What to do :: Among the lines below, count those with "nachrangigen". Give only the number.

[Saved data entries]

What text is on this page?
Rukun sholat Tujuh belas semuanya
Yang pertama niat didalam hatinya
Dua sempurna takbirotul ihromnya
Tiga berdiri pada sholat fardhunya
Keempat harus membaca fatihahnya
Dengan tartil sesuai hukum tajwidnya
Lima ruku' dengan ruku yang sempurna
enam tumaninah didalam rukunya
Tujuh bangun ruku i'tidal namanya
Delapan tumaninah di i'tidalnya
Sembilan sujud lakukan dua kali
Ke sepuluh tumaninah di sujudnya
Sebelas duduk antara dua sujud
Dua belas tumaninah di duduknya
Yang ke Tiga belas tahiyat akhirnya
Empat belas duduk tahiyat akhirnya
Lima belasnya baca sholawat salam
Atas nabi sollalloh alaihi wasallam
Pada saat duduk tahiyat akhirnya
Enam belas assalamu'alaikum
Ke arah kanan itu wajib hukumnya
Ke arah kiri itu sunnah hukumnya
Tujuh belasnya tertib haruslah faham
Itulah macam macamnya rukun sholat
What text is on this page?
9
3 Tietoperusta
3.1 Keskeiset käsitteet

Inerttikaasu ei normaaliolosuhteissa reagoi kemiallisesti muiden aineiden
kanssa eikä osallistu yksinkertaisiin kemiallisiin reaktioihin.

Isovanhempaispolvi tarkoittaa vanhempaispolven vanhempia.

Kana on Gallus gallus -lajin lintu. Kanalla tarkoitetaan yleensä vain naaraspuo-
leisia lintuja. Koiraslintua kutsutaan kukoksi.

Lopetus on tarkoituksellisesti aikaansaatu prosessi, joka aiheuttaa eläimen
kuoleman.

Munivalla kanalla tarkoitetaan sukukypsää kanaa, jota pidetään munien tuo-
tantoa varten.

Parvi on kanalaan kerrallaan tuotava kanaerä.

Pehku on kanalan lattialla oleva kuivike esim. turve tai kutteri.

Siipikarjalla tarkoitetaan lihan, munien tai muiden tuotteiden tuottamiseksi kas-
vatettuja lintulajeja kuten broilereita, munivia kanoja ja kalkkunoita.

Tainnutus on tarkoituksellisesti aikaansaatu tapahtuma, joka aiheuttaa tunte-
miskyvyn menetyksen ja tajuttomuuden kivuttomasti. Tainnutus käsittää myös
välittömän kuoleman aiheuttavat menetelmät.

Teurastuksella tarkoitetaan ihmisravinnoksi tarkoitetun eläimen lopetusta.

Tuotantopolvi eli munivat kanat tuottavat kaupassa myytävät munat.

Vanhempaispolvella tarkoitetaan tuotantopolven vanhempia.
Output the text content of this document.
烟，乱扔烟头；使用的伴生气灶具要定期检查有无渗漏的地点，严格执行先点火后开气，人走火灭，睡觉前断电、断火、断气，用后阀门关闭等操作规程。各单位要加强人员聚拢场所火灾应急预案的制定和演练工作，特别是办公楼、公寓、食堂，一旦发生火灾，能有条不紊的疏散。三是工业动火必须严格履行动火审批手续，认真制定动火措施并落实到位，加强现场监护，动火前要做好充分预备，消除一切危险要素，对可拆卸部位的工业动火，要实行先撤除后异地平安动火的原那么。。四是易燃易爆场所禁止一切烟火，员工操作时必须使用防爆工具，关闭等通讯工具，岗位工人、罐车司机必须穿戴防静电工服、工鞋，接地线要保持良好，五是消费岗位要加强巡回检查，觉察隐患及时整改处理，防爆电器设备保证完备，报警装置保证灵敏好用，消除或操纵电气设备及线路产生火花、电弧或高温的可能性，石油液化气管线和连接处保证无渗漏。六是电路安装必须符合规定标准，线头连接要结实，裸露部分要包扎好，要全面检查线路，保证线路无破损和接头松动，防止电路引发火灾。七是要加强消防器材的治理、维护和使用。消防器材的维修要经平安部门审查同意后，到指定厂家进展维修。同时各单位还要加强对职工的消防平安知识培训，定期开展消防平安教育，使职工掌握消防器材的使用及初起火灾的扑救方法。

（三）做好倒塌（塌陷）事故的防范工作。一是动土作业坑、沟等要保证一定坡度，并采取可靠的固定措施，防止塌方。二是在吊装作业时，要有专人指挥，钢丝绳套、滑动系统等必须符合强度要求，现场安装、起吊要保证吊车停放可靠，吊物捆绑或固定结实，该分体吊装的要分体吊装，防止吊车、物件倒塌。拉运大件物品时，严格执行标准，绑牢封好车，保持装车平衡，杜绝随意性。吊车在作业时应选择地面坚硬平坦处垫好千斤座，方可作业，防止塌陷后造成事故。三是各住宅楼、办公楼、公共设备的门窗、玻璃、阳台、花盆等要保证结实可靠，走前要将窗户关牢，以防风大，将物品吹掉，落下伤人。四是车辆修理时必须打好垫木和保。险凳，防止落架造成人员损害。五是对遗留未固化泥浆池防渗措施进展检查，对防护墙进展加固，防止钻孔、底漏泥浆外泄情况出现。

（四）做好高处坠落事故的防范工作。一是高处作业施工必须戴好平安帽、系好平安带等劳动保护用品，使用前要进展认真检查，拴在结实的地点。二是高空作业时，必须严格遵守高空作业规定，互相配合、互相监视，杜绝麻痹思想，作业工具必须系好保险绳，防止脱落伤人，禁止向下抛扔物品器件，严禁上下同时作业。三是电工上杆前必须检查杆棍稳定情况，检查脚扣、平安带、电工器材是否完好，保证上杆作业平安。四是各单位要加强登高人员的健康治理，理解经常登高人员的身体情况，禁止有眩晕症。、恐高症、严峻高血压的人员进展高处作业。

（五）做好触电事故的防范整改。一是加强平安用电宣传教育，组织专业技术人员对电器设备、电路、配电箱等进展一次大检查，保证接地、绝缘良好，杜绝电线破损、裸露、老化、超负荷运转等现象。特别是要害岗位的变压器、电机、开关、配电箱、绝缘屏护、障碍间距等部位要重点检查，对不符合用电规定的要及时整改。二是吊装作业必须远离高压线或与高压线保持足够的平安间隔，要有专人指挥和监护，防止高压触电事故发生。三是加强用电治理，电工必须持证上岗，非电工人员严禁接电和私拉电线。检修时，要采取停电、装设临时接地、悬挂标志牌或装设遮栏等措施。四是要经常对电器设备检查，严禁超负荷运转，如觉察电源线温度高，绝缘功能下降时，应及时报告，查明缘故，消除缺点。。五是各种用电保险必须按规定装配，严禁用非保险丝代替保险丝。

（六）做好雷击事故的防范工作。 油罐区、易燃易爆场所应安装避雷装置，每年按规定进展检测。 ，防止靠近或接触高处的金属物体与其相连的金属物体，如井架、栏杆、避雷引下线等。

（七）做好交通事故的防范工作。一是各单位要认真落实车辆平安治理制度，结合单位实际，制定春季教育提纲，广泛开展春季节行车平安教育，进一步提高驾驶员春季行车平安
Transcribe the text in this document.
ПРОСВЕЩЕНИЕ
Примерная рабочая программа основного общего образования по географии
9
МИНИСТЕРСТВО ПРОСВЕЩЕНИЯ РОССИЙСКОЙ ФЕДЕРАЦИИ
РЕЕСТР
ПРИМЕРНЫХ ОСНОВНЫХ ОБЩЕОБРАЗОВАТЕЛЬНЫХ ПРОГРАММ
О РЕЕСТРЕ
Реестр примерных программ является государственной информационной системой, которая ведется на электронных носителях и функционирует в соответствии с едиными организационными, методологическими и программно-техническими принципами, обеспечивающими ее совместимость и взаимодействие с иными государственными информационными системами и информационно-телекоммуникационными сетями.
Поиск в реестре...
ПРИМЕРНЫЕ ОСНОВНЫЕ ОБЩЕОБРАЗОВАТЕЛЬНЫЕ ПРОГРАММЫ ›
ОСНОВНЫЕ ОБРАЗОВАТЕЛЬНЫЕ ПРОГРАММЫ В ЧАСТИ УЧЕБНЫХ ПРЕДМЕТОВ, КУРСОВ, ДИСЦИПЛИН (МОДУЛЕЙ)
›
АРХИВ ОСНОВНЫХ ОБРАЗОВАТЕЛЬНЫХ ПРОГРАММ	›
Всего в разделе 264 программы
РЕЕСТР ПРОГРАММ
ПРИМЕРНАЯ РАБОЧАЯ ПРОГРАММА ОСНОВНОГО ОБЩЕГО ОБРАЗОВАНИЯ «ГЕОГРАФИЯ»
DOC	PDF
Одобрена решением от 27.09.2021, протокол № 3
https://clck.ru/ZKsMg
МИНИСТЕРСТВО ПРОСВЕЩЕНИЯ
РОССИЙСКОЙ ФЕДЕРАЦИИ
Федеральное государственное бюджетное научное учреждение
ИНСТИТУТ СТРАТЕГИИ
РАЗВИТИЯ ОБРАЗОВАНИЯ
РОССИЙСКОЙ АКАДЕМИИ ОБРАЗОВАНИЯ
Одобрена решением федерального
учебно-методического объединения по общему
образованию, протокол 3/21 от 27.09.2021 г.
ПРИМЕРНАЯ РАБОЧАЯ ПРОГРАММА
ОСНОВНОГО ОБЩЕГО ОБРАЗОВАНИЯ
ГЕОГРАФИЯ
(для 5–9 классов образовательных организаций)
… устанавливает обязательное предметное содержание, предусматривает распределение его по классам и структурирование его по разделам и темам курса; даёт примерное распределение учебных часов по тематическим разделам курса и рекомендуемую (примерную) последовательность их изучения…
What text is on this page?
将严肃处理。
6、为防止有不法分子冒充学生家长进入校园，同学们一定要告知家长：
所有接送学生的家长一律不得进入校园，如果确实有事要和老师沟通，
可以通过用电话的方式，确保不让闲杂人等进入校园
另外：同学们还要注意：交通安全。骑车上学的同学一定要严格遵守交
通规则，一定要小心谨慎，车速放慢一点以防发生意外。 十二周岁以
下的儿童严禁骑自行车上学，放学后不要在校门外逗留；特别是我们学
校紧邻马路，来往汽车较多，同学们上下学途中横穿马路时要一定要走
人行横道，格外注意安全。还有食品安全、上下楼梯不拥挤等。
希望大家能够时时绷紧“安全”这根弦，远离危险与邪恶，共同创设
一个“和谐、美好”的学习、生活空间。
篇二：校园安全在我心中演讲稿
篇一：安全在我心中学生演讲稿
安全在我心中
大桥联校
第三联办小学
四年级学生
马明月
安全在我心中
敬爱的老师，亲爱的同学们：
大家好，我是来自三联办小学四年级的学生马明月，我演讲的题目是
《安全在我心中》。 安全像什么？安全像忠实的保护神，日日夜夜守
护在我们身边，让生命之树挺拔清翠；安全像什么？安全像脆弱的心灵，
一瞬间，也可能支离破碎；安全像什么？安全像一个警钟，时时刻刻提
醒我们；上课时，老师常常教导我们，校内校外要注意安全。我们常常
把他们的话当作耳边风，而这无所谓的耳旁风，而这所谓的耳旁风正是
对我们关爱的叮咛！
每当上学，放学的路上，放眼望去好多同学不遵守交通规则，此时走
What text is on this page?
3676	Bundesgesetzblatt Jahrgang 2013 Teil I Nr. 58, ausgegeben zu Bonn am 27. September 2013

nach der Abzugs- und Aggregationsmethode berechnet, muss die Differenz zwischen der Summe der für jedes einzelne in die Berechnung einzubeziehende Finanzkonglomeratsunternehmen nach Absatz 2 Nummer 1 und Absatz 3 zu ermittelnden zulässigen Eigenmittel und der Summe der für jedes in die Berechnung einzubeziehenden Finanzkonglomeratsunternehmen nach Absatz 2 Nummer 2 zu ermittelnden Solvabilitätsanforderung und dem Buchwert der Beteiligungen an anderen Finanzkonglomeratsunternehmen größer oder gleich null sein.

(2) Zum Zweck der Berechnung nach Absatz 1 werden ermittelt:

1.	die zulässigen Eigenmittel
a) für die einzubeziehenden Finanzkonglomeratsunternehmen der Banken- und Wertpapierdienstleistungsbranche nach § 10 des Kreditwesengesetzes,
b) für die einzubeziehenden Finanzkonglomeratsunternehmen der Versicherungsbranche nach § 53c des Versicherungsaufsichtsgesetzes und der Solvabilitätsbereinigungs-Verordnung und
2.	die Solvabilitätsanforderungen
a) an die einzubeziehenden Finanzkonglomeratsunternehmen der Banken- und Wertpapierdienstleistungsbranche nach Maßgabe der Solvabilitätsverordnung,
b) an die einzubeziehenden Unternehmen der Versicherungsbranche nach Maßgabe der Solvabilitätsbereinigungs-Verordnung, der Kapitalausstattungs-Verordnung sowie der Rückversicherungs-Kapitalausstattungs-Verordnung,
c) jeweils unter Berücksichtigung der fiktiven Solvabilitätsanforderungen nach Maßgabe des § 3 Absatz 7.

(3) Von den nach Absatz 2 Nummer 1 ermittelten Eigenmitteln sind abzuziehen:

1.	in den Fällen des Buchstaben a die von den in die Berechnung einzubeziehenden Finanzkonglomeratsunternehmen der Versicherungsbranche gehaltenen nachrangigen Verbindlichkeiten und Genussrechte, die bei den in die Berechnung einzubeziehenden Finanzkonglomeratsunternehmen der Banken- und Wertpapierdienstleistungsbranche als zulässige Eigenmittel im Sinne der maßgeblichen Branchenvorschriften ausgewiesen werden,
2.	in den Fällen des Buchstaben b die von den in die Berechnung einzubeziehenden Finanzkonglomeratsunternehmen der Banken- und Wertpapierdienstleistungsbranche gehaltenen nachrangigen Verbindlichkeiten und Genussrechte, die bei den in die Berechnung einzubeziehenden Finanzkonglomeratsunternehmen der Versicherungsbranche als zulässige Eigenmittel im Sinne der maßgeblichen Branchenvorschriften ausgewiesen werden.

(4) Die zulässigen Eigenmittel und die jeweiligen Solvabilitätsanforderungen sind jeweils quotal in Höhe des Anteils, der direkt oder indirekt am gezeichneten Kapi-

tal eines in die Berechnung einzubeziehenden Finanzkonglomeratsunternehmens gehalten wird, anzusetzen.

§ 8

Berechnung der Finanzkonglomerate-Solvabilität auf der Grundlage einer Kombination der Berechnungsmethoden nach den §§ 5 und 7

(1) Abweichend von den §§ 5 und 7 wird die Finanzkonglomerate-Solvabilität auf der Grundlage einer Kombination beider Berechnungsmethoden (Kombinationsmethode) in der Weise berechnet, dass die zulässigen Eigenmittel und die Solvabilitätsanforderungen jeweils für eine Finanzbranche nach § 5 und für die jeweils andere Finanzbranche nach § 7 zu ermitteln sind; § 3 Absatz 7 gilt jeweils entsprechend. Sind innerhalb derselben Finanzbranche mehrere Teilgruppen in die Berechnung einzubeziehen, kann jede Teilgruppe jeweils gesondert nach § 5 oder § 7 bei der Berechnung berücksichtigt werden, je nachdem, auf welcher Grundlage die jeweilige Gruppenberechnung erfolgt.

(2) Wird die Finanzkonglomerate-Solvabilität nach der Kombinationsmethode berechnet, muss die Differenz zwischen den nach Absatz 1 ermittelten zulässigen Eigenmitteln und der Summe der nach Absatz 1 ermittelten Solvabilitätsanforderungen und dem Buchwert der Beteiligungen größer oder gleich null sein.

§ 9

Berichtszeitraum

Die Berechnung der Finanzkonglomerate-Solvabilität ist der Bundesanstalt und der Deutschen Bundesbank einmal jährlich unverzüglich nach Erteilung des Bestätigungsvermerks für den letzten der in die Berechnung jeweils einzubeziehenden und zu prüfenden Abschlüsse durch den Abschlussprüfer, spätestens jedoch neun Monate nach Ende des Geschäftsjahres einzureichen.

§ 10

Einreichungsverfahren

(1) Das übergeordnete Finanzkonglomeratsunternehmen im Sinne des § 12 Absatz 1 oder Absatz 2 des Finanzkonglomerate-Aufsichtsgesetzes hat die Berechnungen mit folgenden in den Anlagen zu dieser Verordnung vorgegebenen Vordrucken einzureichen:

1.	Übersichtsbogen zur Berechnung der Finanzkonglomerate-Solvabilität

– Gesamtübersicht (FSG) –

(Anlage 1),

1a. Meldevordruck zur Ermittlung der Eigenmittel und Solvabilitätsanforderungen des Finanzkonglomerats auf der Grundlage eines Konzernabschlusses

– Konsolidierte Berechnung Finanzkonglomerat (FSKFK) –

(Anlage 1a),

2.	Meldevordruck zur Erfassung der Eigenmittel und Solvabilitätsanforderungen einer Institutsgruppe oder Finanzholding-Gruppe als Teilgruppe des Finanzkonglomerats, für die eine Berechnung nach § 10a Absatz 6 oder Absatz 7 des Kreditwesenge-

Exercise solution :: 2